# AVAILABLE DATA
################

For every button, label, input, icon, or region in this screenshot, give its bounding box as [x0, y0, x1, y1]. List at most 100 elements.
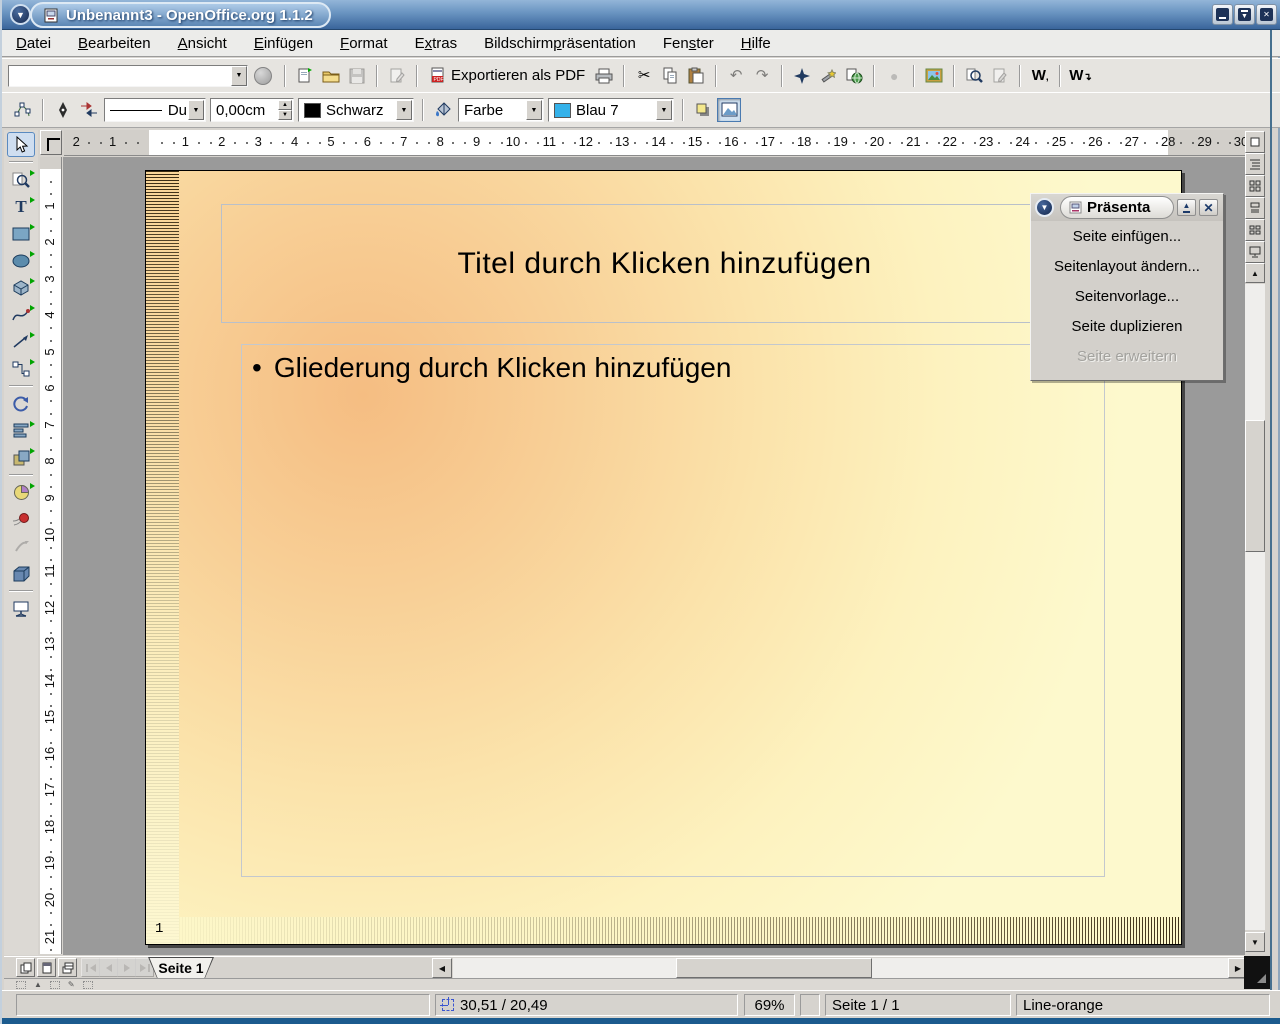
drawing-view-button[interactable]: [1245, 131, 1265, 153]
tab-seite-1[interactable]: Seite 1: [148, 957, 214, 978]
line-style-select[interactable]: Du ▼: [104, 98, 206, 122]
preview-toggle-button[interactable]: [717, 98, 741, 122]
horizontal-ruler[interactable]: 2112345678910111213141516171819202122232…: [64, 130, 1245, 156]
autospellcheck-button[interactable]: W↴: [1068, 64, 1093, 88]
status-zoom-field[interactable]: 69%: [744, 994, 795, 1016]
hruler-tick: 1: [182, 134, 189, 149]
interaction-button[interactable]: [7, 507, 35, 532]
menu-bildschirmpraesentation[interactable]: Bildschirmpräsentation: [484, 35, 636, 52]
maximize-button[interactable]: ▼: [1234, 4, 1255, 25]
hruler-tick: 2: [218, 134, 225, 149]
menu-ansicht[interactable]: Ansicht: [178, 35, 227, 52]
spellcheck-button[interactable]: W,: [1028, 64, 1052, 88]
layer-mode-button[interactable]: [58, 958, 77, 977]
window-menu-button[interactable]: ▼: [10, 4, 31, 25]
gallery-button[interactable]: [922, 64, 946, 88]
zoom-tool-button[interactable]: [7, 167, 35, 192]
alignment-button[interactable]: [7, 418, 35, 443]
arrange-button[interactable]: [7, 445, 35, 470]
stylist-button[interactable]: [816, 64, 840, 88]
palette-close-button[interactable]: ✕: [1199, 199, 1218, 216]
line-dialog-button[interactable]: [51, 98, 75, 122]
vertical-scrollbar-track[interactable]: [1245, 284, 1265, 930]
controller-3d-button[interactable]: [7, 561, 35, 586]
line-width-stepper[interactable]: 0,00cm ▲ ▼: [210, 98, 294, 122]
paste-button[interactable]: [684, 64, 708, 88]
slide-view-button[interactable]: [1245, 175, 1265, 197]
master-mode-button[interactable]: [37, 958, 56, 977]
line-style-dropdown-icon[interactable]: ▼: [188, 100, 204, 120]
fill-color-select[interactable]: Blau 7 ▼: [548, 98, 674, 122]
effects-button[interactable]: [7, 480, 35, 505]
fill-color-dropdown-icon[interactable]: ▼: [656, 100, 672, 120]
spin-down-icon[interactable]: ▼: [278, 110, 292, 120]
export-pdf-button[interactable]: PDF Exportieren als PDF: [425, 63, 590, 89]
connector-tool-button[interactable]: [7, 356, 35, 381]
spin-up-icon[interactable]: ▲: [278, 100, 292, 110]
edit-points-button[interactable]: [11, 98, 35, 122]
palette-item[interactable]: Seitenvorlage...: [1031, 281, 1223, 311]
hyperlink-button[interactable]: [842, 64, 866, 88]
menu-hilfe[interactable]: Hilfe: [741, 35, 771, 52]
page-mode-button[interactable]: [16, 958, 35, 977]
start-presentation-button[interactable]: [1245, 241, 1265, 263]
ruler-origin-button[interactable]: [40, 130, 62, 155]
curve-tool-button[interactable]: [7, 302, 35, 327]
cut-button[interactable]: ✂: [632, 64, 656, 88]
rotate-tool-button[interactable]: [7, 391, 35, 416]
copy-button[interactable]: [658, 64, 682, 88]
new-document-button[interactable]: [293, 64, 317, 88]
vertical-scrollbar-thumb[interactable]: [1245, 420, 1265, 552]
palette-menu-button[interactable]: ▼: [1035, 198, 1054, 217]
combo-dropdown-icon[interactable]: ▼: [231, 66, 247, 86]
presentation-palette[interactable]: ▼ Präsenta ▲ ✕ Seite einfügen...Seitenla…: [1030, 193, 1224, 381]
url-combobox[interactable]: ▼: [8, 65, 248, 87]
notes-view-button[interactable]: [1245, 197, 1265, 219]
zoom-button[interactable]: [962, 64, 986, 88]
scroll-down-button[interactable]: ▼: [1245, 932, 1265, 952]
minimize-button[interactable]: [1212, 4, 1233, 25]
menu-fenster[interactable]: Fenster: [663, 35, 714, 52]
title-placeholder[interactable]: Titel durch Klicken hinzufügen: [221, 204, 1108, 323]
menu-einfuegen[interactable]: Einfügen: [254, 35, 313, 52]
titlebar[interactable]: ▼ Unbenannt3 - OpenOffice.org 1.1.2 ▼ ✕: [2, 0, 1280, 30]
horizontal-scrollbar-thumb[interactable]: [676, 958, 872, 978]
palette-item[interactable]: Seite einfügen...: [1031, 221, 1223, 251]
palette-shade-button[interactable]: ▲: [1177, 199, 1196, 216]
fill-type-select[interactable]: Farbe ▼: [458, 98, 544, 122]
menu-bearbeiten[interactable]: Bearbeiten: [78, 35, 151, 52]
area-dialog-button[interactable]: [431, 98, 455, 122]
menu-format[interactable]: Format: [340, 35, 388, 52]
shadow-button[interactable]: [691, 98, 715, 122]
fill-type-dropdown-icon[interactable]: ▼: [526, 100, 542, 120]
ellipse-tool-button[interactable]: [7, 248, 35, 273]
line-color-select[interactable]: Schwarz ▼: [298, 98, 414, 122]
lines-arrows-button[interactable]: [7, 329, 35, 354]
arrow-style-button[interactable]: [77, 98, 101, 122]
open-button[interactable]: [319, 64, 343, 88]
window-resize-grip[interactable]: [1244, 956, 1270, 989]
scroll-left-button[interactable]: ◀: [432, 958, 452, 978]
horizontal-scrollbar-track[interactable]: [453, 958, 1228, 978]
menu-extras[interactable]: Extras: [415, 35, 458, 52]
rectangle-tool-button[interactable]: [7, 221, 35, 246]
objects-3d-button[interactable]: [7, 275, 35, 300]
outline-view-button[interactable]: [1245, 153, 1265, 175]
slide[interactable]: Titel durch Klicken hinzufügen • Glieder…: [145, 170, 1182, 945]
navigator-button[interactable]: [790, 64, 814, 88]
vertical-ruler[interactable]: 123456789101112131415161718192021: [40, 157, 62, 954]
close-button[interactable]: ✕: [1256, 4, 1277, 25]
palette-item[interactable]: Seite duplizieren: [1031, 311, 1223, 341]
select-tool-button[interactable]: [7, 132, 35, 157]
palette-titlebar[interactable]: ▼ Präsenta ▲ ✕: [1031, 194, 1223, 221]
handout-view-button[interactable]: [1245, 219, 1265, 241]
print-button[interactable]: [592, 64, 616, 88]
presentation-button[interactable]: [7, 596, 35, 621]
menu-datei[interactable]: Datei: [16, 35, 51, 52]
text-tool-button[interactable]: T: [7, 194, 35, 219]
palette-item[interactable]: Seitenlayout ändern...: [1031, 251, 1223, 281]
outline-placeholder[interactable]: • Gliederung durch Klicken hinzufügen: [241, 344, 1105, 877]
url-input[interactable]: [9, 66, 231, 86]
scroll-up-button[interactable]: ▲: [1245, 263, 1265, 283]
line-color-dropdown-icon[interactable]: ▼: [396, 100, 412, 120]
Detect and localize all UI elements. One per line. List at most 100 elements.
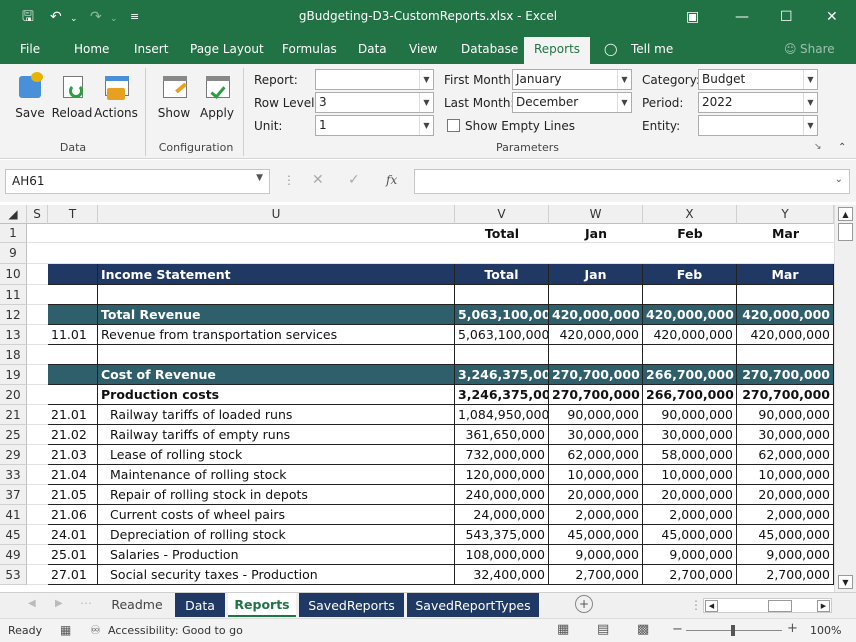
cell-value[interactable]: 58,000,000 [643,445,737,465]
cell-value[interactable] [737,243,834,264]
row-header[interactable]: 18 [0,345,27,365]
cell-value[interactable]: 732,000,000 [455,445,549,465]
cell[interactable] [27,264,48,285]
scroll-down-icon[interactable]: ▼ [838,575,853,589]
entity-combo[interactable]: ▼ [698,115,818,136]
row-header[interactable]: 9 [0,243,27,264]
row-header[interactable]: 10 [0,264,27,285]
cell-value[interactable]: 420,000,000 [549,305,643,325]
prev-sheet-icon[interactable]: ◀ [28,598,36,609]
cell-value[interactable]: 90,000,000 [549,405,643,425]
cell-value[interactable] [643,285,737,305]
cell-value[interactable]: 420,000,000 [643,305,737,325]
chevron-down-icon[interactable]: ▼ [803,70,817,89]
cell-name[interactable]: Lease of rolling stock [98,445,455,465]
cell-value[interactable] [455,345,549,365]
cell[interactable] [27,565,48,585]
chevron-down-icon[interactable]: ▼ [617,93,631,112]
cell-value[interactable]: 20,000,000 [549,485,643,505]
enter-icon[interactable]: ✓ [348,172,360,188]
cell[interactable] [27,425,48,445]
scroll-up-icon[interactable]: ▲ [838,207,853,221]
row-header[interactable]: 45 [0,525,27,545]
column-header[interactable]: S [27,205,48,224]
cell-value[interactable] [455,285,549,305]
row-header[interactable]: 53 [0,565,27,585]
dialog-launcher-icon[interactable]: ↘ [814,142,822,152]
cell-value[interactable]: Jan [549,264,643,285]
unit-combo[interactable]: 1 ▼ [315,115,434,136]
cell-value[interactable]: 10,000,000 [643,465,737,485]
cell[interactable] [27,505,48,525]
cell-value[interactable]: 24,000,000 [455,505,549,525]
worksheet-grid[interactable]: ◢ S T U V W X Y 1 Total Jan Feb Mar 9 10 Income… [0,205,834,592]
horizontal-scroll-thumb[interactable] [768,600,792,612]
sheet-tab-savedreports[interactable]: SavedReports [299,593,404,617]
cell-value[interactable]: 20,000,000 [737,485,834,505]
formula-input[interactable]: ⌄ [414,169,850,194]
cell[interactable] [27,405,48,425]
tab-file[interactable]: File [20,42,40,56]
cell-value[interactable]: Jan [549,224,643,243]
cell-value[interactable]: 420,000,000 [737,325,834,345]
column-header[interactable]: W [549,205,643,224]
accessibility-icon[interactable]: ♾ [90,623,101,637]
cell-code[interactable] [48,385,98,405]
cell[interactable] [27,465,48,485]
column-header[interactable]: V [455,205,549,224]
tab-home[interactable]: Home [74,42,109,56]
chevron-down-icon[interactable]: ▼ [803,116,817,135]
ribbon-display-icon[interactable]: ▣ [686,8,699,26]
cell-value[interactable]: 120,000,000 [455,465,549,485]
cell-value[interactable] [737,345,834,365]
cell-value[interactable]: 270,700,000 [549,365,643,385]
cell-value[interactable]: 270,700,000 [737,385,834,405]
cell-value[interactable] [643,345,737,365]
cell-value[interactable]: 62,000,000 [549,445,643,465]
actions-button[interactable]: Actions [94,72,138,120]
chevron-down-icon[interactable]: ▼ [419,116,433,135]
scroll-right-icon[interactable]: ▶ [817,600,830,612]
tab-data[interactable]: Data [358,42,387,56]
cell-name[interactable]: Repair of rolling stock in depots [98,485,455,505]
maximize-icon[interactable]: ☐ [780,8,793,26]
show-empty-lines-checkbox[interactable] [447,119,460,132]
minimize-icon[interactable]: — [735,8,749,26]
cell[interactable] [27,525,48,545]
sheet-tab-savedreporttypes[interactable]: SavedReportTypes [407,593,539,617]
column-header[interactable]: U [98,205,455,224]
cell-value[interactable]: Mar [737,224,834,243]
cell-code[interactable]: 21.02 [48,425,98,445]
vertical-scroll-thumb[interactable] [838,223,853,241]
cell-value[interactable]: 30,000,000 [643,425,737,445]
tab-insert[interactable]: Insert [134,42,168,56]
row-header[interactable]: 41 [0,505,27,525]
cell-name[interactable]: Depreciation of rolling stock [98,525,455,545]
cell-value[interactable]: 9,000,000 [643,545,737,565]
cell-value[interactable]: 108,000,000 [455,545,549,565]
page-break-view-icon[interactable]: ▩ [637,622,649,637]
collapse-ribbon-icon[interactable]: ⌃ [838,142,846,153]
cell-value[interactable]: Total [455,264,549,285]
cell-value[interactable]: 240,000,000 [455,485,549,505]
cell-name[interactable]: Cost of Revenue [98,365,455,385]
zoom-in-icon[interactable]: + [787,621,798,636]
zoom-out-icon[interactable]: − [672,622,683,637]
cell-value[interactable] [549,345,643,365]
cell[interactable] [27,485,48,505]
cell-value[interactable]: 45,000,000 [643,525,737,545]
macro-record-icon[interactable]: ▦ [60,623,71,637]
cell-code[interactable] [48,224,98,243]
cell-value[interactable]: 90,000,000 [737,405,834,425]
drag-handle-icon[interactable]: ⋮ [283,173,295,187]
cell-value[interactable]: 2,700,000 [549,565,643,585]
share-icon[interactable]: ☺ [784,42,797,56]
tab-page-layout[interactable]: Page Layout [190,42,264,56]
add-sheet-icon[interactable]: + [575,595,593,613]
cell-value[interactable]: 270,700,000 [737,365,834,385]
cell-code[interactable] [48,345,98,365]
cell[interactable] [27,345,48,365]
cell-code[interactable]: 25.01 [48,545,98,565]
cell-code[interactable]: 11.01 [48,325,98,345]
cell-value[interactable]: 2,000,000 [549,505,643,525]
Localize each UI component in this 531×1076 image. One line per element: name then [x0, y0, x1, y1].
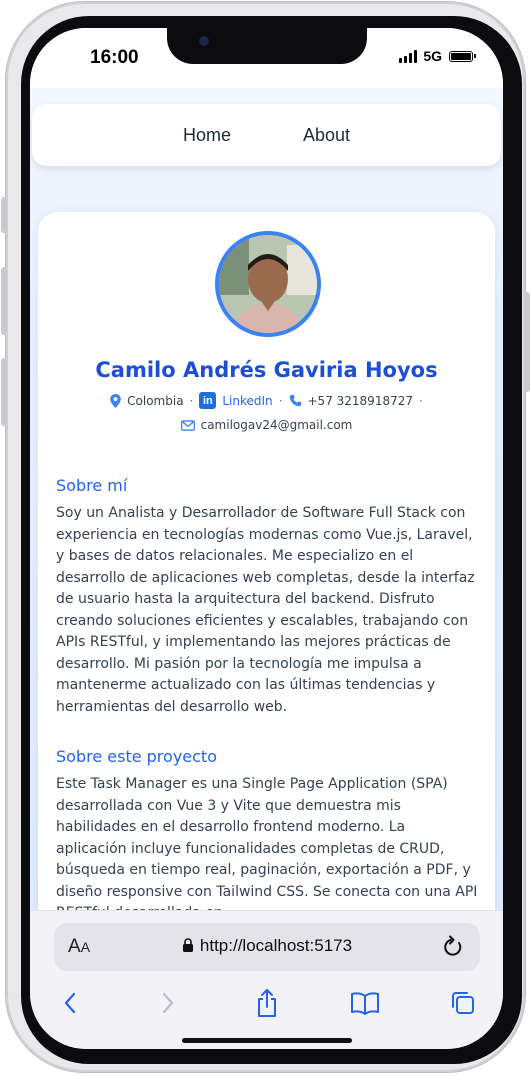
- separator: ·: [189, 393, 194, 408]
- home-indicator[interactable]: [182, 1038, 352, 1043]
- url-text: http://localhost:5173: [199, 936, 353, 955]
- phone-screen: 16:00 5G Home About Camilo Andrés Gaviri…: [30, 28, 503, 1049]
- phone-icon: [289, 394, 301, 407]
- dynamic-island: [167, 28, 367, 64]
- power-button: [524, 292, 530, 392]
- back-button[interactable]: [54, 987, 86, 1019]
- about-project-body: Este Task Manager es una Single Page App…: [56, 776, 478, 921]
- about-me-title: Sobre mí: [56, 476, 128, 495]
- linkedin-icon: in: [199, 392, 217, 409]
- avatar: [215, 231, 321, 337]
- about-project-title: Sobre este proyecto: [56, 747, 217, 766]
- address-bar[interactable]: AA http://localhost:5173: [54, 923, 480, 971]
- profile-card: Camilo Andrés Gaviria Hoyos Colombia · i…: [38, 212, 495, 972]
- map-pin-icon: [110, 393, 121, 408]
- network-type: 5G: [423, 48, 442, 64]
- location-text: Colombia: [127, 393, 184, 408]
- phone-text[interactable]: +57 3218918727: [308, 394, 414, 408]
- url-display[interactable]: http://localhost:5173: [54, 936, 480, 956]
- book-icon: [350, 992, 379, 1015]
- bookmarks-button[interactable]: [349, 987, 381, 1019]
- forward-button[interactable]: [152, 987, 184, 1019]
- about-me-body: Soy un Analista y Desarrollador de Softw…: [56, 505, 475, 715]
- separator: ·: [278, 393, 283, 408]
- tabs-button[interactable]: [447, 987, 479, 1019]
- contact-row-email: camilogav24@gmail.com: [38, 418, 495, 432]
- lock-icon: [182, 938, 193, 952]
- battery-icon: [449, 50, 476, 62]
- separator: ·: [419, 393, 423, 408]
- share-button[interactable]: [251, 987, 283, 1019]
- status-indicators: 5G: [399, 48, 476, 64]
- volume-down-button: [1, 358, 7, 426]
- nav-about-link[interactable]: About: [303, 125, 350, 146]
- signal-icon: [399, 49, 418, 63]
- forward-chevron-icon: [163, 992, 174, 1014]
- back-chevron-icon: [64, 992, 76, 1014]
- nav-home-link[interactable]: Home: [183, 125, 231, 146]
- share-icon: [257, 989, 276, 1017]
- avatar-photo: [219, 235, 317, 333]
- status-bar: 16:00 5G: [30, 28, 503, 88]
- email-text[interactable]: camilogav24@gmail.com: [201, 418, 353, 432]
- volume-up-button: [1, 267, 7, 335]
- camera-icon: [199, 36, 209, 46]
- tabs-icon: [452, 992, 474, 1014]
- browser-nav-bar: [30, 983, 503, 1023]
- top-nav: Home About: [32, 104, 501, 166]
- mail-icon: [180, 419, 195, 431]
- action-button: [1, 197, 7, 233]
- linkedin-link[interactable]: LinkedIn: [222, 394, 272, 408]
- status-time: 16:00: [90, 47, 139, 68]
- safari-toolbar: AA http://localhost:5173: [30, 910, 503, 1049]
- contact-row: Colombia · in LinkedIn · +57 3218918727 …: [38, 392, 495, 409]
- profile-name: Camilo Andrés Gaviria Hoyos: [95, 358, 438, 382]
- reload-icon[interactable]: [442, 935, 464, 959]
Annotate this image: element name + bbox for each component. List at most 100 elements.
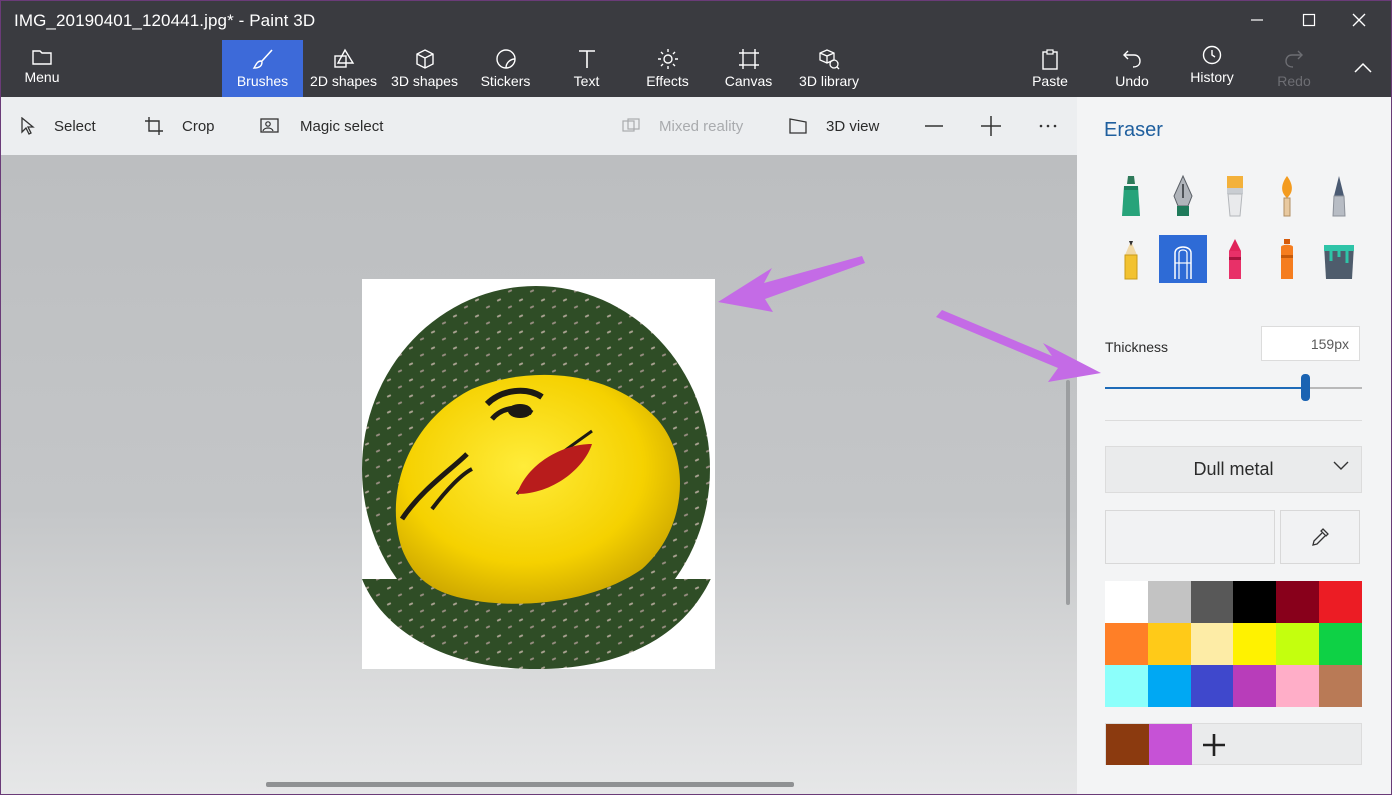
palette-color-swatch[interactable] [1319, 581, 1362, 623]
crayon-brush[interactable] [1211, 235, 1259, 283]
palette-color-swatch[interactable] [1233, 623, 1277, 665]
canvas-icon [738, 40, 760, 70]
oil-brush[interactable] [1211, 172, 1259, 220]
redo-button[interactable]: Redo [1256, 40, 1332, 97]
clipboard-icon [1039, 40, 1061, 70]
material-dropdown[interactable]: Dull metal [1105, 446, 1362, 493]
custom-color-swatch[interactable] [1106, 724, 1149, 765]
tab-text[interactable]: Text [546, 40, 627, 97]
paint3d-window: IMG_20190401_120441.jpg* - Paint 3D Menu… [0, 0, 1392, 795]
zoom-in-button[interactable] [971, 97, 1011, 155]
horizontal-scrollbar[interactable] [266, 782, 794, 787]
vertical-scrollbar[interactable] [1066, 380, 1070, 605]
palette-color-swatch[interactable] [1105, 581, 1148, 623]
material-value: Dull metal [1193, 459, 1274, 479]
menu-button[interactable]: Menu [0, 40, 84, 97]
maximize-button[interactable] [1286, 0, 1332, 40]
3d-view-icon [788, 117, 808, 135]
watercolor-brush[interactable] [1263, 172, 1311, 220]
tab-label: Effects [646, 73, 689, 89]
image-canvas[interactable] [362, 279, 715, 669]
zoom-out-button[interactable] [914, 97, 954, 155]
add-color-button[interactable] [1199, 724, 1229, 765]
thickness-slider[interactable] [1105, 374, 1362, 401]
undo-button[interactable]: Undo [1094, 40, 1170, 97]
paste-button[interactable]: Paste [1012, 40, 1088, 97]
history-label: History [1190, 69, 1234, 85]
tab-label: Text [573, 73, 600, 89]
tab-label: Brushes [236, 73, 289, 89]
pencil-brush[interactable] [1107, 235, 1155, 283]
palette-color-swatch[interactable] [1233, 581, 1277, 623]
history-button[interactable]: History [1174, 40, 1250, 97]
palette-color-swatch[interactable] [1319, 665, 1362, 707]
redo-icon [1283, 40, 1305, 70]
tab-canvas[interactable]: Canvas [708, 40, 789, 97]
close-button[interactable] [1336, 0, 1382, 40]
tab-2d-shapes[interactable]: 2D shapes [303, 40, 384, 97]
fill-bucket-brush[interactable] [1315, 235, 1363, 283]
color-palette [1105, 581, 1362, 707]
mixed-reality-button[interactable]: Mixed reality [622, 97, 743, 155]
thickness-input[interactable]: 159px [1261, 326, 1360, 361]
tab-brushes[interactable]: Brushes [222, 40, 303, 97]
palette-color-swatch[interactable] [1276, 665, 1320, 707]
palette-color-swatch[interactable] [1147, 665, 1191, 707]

################

# WORK TO BE COMPLETED
Convert the data from the line with "drawing-view-button[interactable]: [1245, 131, 1265, 153]" up to and including the line with "line-style-dropdown-icon[interactable]: ▼: [188, 100, 204, 120]" into a JSON list of strings, one string per line, with blank lines left out.

# EXERCISE SOLUTION
[
  "drawing-view-button[interactable]: [1245, 131, 1265, 153]",
  "tab-seite-1[interactable]: Seite 1: [148, 957, 214, 978]",
  "line-style-select[interactable]: Du ▼: [104, 98, 206, 122]",
  "preview-toggle-button[interactable]: [717, 98, 741, 122]",
  "horizontal-ruler[interactable]: 2112345678910111213141516171819202122232…: [64, 130, 1245, 156]",
  "autospellcheck-button[interactable]: W↴: [1068, 64, 1093, 88]",
  "status-zoom-field[interactable]: 69%: [744, 994, 795, 1016]",
  "hruler-tick: 1: [182, 134, 189, 149]",
  "interaction-button[interactable]: [7, 507, 35, 532]",
  "menu-bildschirmpraesentation[interactable]: Bildschirmpräsentation: [484, 35, 636, 52]",
  "maximize-button[interactable]: ▼: [1234, 4, 1255, 25]",
  "hruler-tick: 2: [218, 134, 225, 149]",
  "menu-ansicht[interactable]: Ansicht: [178, 35, 227, 52]",
  "spellcheck-button[interactable]: W,: [1028, 64, 1052, 88]",
  "layer-mode-button[interactable]: [58, 958, 77, 977]",
  "window-menu-button[interactable]: ▼: [10, 4, 31, 25]",
  "gallery-button[interactable]: [922, 64, 946, 88]",
  "zoom-tool-button[interactable]: [7, 167, 35, 192]",
  "alignment-button[interactable]: [7, 418, 35, 443]",
  "arrange-button[interactable]: [7, 445, 35, 470]",
  "stylist-button[interactable]: [816, 64, 840, 88]",
  "palette-close-button[interactable]: ✕: [1199, 199, 1218, 216]",
  "line-dialog-button[interactable]: [51, 98, 75, 122]",
  "vertical-scrollbar-track[interactable]: [1245, 284, 1265, 930]",
  "controller-3d-button[interactable]: [7, 561, 35, 586]",
  "line-width-stepper[interactable]: 0,00cm ▲ ▼: [210, 98, 294, 122]",
  "paste-button[interactable]: [684, 64, 708, 88]",
  "slide-view-button[interactable]: [1245, 175, 1265, 197]",
  "master-mode-button[interactable]: [37, 958, 56, 977]",
  "line-style-dropdown-icon[interactable]: ▼: [188, 100, 204, 120]"
]